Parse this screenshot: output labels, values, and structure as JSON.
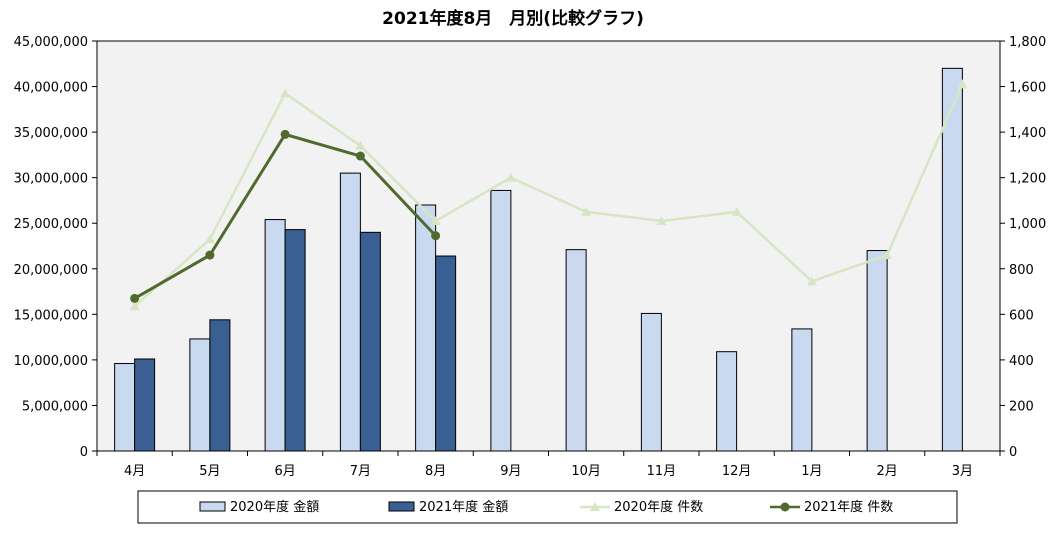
{
  "chart_data": {
    "type": "bar",
    "title": "2021年度8月　月別(比較グラフ)",
    "categories": [
      "4月",
      "5月",
      "6月",
      "7月",
      "8月",
      "9月",
      "10月",
      "11月",
      "12月",
      "1月",
      "2月",
      "3月"
    ],
    "y_left": {
      "min": 0,
      "max": 45000000,
      "step": 5000000,
      "tick_labels": [
        "0",
        "5,000,000",
        "10,000,000",
        "15,000,000",
        "20,000,000",
        "25,000,000",
        "30,000,000",
        "35,000,000",
        "40,000,000",
        "45,000,000"
      ]
    },
    "y_right": {
      "min": 0,
      "max": 1800,
      "step": 200,
      "tick_labels": [
        "0",
        "200",
        "400",
        "600",
        "800",
        "1,000",
        "1,200",
        "1,400",
        "1,600",
        "1,800"
      ]
    },
    "bar_series": [
      {
        "name": "2020年度 金額",
        "color": "#c9d9f0",
        "values": [
          9600000,
          12300000,
          25400000,
          30500000,
          27000000,
          28600000,
          22100000,
          15100000,
          10900000,
          13400000,
          22000000,
          42000000
        ]
      },
      {
        "name": "2021年度 金額",
        "color": "#3a5f93",
        "values": [
          10100000,
          14400000,
          24300000,
          24000000,
          21400000,
          null,
          null,
          null,
          null,
          null,
          null,
          null
        ]
      }
    ],
    "line_series": [
      {
        "name": "2020年度 件数",
        "color": "#d6e6c4",
        "marker": "triangle",
        "values": [
          635,
          930,
          1570,
          1340,
          1010,
          1200,
          1050,
          1010,
          1050,
          745,
          860,
          1610
        ]
      },
      {
        "name": "2021年度 件数",
        "color": "#4f6a2c",
        "marker": "circle",
        "values": [
          670,
          860,
          1390,
          1295,
          945,
          null,
          null,
          null,
          null,
          null,
          null,
          null
        ]
      }
    ],
    "grid": false,
    "legend_position": "bottom"
  },
  "legend": {
    "items": [
      "2020年度 金額",
      "2021年度 金額",
      "2020年度 件数",
      "2021年度 件数"
    ]
  }
}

What you should do
Find and copy each line above that includes the string "color".

Reply to the exercise
        "color": "#c9d9f0",
        "color": "#3a5f93",
        "color": "#d6e6c4",
        "color": "#4f6a2c",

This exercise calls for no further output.